INSTRUCTIONS FOR THE TASK:
Return the records in full, exactly as given.
==== INFORMATION PROVIDED ====
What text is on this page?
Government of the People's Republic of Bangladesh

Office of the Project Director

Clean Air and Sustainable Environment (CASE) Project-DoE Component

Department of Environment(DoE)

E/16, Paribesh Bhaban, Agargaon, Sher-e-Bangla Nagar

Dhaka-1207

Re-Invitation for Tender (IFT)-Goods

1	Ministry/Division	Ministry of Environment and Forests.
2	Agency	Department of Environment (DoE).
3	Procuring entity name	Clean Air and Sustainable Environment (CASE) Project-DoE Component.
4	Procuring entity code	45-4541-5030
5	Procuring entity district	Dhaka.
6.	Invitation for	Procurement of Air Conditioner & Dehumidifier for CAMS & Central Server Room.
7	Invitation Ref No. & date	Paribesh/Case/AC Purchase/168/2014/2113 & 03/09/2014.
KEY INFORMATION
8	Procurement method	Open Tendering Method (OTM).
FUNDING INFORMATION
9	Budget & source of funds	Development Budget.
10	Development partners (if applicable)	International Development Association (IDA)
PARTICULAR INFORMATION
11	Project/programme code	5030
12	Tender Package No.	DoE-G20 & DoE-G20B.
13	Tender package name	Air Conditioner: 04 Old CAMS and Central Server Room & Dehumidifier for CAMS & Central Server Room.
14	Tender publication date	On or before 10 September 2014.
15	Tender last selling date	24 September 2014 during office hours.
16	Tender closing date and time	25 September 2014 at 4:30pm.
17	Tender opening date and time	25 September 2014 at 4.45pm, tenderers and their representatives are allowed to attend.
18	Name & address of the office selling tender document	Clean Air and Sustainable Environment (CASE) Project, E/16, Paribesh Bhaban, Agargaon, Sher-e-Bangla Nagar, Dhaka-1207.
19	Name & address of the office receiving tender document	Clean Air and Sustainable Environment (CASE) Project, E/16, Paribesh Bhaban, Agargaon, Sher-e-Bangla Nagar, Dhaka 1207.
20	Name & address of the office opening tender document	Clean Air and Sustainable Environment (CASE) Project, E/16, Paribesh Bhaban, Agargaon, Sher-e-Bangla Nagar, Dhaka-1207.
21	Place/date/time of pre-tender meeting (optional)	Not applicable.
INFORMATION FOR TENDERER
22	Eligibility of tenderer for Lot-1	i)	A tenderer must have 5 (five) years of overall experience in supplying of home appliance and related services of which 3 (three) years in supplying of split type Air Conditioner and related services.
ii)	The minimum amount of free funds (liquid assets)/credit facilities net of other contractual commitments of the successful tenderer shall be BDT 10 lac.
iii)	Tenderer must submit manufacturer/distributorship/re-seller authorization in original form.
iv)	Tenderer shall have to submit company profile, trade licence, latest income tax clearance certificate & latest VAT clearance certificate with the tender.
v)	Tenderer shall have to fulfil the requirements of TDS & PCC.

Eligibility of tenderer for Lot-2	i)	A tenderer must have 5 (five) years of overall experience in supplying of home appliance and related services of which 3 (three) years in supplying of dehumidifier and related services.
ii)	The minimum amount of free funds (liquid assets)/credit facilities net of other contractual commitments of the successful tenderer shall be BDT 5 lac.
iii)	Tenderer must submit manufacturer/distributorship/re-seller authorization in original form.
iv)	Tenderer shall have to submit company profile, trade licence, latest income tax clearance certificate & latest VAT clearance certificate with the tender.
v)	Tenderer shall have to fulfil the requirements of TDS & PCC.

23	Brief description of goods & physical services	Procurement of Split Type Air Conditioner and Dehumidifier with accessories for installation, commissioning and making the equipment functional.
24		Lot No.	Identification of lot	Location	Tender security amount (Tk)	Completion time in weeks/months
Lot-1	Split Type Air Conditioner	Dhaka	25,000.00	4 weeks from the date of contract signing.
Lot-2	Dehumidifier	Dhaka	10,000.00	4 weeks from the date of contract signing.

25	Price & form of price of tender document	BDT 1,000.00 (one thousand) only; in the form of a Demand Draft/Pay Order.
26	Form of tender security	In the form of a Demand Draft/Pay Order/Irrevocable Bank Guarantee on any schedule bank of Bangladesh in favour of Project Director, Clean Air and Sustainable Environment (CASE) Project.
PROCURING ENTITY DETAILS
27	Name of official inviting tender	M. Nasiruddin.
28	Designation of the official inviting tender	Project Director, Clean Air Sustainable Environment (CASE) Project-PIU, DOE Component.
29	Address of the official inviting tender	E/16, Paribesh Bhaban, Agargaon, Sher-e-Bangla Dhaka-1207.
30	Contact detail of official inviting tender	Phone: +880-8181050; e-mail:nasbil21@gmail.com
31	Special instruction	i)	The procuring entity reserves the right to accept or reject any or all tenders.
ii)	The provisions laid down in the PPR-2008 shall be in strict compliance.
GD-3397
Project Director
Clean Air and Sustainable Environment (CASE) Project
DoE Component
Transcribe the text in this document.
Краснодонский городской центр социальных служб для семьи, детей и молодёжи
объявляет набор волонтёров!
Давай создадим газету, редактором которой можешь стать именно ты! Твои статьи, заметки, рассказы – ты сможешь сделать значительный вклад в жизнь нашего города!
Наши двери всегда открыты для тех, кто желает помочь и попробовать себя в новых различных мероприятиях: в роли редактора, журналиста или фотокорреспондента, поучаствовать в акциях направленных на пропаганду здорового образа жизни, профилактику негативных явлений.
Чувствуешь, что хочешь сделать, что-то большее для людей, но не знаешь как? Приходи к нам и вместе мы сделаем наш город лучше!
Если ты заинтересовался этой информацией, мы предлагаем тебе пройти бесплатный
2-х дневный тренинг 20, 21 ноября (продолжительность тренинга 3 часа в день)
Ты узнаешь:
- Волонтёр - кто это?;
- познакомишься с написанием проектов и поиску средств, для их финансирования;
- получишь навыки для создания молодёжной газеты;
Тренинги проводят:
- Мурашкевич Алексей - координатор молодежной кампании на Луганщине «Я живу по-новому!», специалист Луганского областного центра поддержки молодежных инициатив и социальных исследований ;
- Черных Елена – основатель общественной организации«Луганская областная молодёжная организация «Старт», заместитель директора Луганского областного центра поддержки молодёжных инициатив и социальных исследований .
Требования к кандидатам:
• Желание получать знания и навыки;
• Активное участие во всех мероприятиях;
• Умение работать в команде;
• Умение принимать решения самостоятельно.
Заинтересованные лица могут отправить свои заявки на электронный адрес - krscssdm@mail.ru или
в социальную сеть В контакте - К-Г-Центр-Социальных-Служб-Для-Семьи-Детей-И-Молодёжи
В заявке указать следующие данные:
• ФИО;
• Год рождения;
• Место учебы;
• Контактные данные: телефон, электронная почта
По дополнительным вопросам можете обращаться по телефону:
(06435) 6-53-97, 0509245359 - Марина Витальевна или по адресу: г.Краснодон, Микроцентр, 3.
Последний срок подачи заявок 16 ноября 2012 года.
====
RESPONSE FOR THIS EXERCISE:
What text is on this page?
Government of the People's Republic of Bangladesh

Office of the Project Director

Clean Air and Sustainable Environment (CASE) Project-DoE Component

Department of Environment(DoE)

E/16, Paribesh Bhaban, Agargaon, Sher-e-Bangla Nagar

Dhaka-1207

Re-Invitation for Tender (IFT)-Goods

1	Ministry/Division	Ministry of Environment and Forests.
2	Agency	Department of Environment (DoE).
3	Procuring entity name	Clean Air and Sustainable Environment (CASE) Project-DoE Component.
4	Procuring entity code	45-4541-5030
5	Procuring entity district	Dhaka.
6.	Invitation for	Procurement of Air Conditioner & Dehumidifier for CAMS & Central Server Room.
7	Invitation Ref No. & date	Paribesh/Case/AC Purchase/168/2014/2113 & 03/09/2014.
KEY INFORMATION
8	Procurement method	Open Tendering Method (OTM).
FUNDING INFORMATION
9	Budget & source of funds	Development Budget.
10	Development partners (if applicable)	International Development Association (IDA)
PARTICULAR INFORMATION
11	Project/programme code	5030
12	Tender Package No.	DoE-G20 & DoE-G20B.
13	Tender package name	Air Conditioner: 04 Old CAMS and Central Server Room & Dehumidifier for CAMS & Central Server Room.
14	Tender publication date	On or before 10 September 2014.
15	Tender last selling date	24 September 2014 during office hours.
16	Tender closing date and time	25 September 2014 at 4:30pm.
17	Tender opening date and time	25 September 2014 at 4.45pm, tenderers and their representatives are allowed to attend.
18	Name & address of the office selling tender document	Clean Air and Sustainable Environment (CASE) Project, E/16, Paribesh Bhaban, Agargaon, Sher-e-Bangla Nagar, Dhaka-1207.
19	Name & address of the office receiving tender document	Clean Air and Sustainable Environment (CASE) Project, E/16, Paribesh Bhaban, Agargaon, Sher-e-Bangla Nagar, Dhaka 1207.
20	Name & address of the office opening tender document	Clean Air and Sustainable Environment (CASE) Project, E/16, Paribesh Bhaban, Agargaon, Sher-e-Bangla Nagar, Dhaka-1207.
21	Place/date/time of pre-tender meeting (optional)	Not applicable.
INFORMATION FOR TENDERER
22	Eligibility of tenderer for Lot-1	i)	A tenderer must have 5 (five) years of overall experience in supplying of home appliance and related services of which 3 (three) years in supplying of split type Air Conditioner and related services.
ii)	The minimum amount of free funds (liquid assets)/credit facilities net of other contractual commitments of the successful tenderer shall be BDT 10 lac.
iii)	Tenderer must submit manufacturer/distributorship/re-seller authorization in original form.
iv)	Tenderer shall have to submit company profile, trade licence, latest income tax clearance certificate & latest VAT clearance certificate with the tender.
v)	Tenderer shall have to fulfil the requirements of TDS & PCC.

Eligibility of tenderer for Lot-2	i)	A tenderer must have 5 (five) years of overall experience in supplying of home appliance and related services of which 3 (three) years in supplying of dehumidifier and related services.
ii)	The minimum amount of free funds (liquid assets)/credit facilities net of other contractual commitments of the successful tenderer shall be BDT 5 lac.
iii)	Tenderer must submit manufacturer/distributorship/re-seller authorization in original form.
iv)	Tenderer shall have to submit company profile, trade licence, latest income tax clearance certificate & latest VAT clearance certificate with the tender.
v)	Tenderer shall have to fulfil the requirements of TDS & PCC.

23	Brief description of goods & physical services	Procurement of Split Type Air Conditioner and Dehumidifier with accessories for installation, commissioning and making the equipment functional.
24		Lot No.	Identification of lot	Location	Tender security amount (Tk)	Completion time in weeks/months
Lot-1	Split Type Air Conditioner	Dhaka	25,000.00	4 weeks from the date of contract signing.
Lot-2	Dehumidifier	Dhaka	10,000.00	4 weeks from the date of contract signing.

25	Price & form of price of tender document	BDT 1,000.00 (one thousand) only; in the form of a Demand Draft/Pay Order.
26	Form of tender security	In the form of a Demand Draft/Pay Order/Irrevocable Bank Guarantee on any schedule bank of Bangladesh in favour of Project Director, Clean Air and Sustainable Environment (CASE) Project.
PROCURING ENTITY DETAILS
27	Name of official inviting tender	M. Nasiruddin.
28	Designation of the official inviting tender	Project Director, Clean Air Sustainable Environment (CASE) Project-PIU, DOE Component.
29	Address of the official inviting tender	E/16, Paribesh Bhaban, Agargaon, Sher-e-Bangla Dhaka-1207.
30	Contact detail of official inviting tender	Phone: +880-8181050; e-mail:nasbil21@gmail.com
31	Special instruction	i)	The procuring entity reserves the right to accept or reject any or all tenders.
ii)	The provisions laid down in the PPR-2008 shall be in strict compliance.
GD-3397
Project Director
Clean Air and Sustainable Environment (CASE) Project
DoE Component
Transcribe the text in this document.
Краснодонский городской центр социальных служб для семьи, детей и молодёжи
объявляет набор волонтёров!
Давай создадим газету, редактором которой можешь стать именно ты! Твои статьи, заметки, рассказы – ты сможешь сделать значительный вклад в жизнь нашего города!
Наши двери всегда открыты для тех, кто желает помочь и попробовать себя в новых различных мероприятиях: в роли редактора, журналиста или фотокорреспондента, поучаствовать в акциях направленных на пропаганду здорового образа жизни, профилактику негативных явлений.
Чувствуешь, что хочешь сделать, что-то большее для людей, но не знаешь как? Приходи к нам и вместе мы сделаем наш город лучше!
Если ты заинтересовался этой информацией, мы предлагаем тебе пройти бесплатный
2-х дневный тренинг 20, 21 ноября (продолжительность тренинга 3 часа в день)
Ты узнаешь:
- Волонтёр - кто это?;
- познакомишься с написанием проектов и поиску средств, для их финансирования;
- получишь навыки для создания молодёжной газеты;
Тренинги проводят:
- Мурашкевич Алексей - координатор молодежной кампании на Луганщине «Я живу по-новому!», специалист Луганского областного центра поддержки молодежных инициатив и социальных исследований ;
- Черных Елена – основатель общественной организации«Луганская областная молодёжная организация «Старт», заместитель директора Луганского областного центра поддержки молодёжных инициатив и социальных исследований .
Требования к кандидатам:
• Желание получать знания и навыки;
• Активное участие во всех мероприятиях;
• Умение работать в команде;
• Умение принимать решения самостоятельно.
Заинтересованные лица могут отправить свои заявки на электронный адрес - krscssdm@mail.ru или
в социальную сеть В контакте - К-Г-Центр-Социальных-Служб-Для-Семьи-Детей-И-Молодёжи
В заявке указать следующие данные:
• ФИО;
• Год рождения;
• Место учебы;
• Контактные данные: телефон, электронная почта
По дополнительным вопросам можете обращаться по телефону:
(06435) 6-53-97, 0509245359 - Марина Витальевна или по адресу: г.Краснодон, Микроцентр, 3.
Последний срок подачи заявок 16 ноября 2012 года.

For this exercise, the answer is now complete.